---------- Extracted information ----------
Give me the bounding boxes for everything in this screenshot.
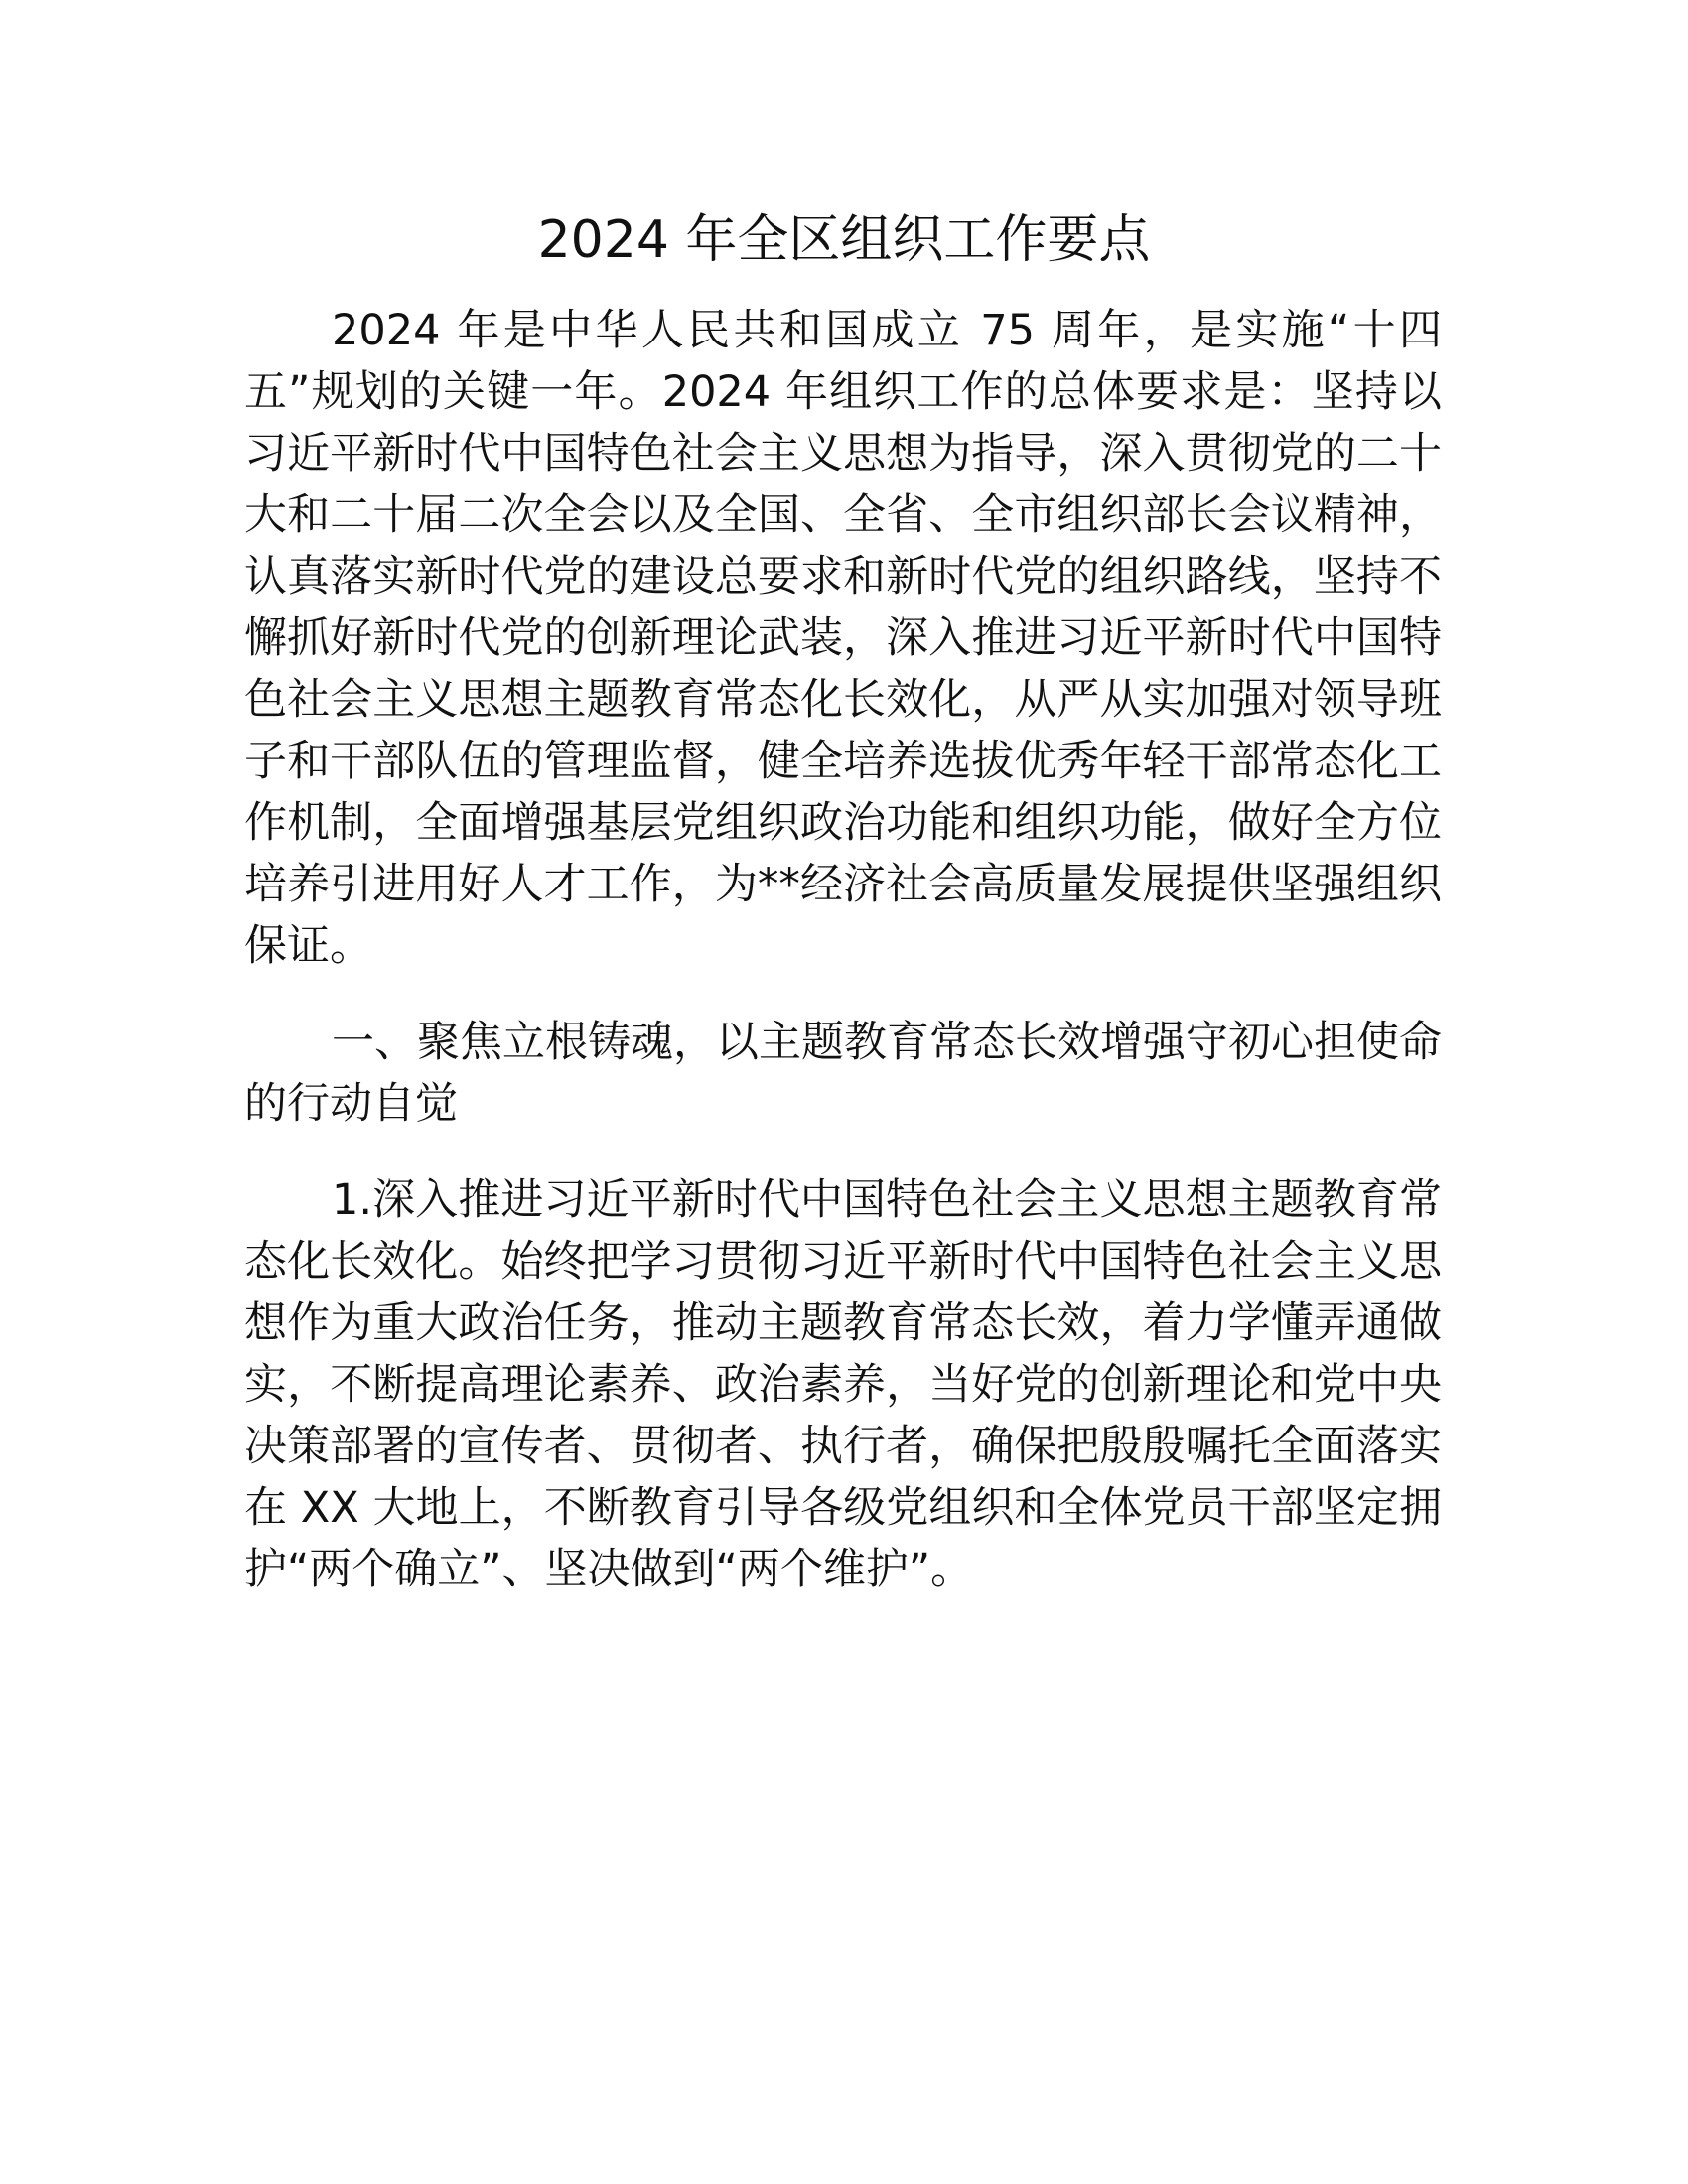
document-body bbox=[244, 300, 1442, 1600]
section-heading-1: 一、聚焦立根铸魂，以主题教育常态长效增强守初心担使命的行动自觉 bbox=[244, 1018, 1442, 1129]
paragraph-intro: 2024 年是中华人民共和国成立 75 周年，是实施“十四五”规划的关键一年。2024 年组织工作的总体要求是：坚持以习近平新时代中国特色社会主义思想为指导，深入贯彻党的二十大和二十届二次全会以及全国、全省、全市组织部长会议精神，认真落实新时代党的建设总要求和新时代党的组织路线，坚持不懈抓好新时代党的创新理论武装，深入推进习近平新时代中国特色社会主义思想主题教育常态化长效化，从严从实加强对领导班子和干部队伍的管理监督，健全培养选拔优秀年轻干部常态化工作机制，全面增强基层党组织政治功能和组织功能，做好全方位培养引进用好人才工作，为**经济社会高质量发展提供坚强组织保证。 bbox=[244, 306, 1442, 971]
document-title: 2024 年全区组织工作要点 bbox=[537, 210, 1151, 270]
paragraph-item-1: 1.深入推进习近平新时代中国特色社会主义思想主题教育常态化长效化。始终把学习贯彻习近平新时代中国特色社会主义思想作为重大政治任务，推动主题教育常态长效，着力学懂弄通做实，不断提高理论素养、政治素养，当好党的创新理论和党中央决策部署的宣传者、贯彻者、执行者，确保把殷殷嘱托全面落实在 XX 大地上，不断教育引导各级党组织和全体党员干部坚定拥护“两个确立”、坚决做到“两个维护”。 bbox=[244, 1175, 1442, 1594]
----------
• **Problem to solve**
Please reproduce every row above word for word, omitting the pictures.

• **Problem solution**
Give me the bounding boxes for everything in this screenshot.
document-body bbox=[244, 300, 1442, 1600]
section-heading-1: 一、聚焦立根铸魂，以主题教育常态长效增强守初心担使命的行动自觉 bbox=[244, 1018, 1442, 1129]
paragraph-intro: 2024 年是中华人民共和国成立 75 周年，是实施“十四五”规划的关键一年。2024 年组织工作的总体要求是：坚持以习近平新时代中国特色社会主义思想为指导，深入贯彻党的二十大和二十届二次全会以及全国、全省、全市组织部长会议精神，认真落实新时代党的建设总要求和新时代党的组织路线，坚持不懈抓好新时代党的创新理论武装，深入推进习近平新时代中国特色社会主义思想主题教育常态化长效化，从严从实加强对领导班子和干部队伍的管理监督，健全培养选拔优秀年轻干部常态化工作机制，全面增强基层党组织政治功能和组织功能，做好全方位培养引进用好人才工作，为**经济社会高质量发展提供坚强组织保证。 bbox=[244, 306, 1442, 971]
document-title: 2024 年全区组织工作要点 bbox=[537, 210, 1151, 270]
paragraph-item-1: 1.深入推进习近平新时代中国特色社会主义思想主题教育常态化长效化。始终把学习贯彻习近平新时代中国特色社会主义思想作为重大政治任务，推动主题教育常态长效，着力学懂弄通做实，不断提高理论素养、政治素养，当好党的创新理论和党中央决策部署的宣传者、贯彻者、执行者，确保把殷殷嘱托全面落实在 XX 大地上，不断教育引导各级党组织和全体党员干部坚定拥护“两个确立”、坚决做到“两个维护”。 bbox=[244, 1175, 1442, 1594]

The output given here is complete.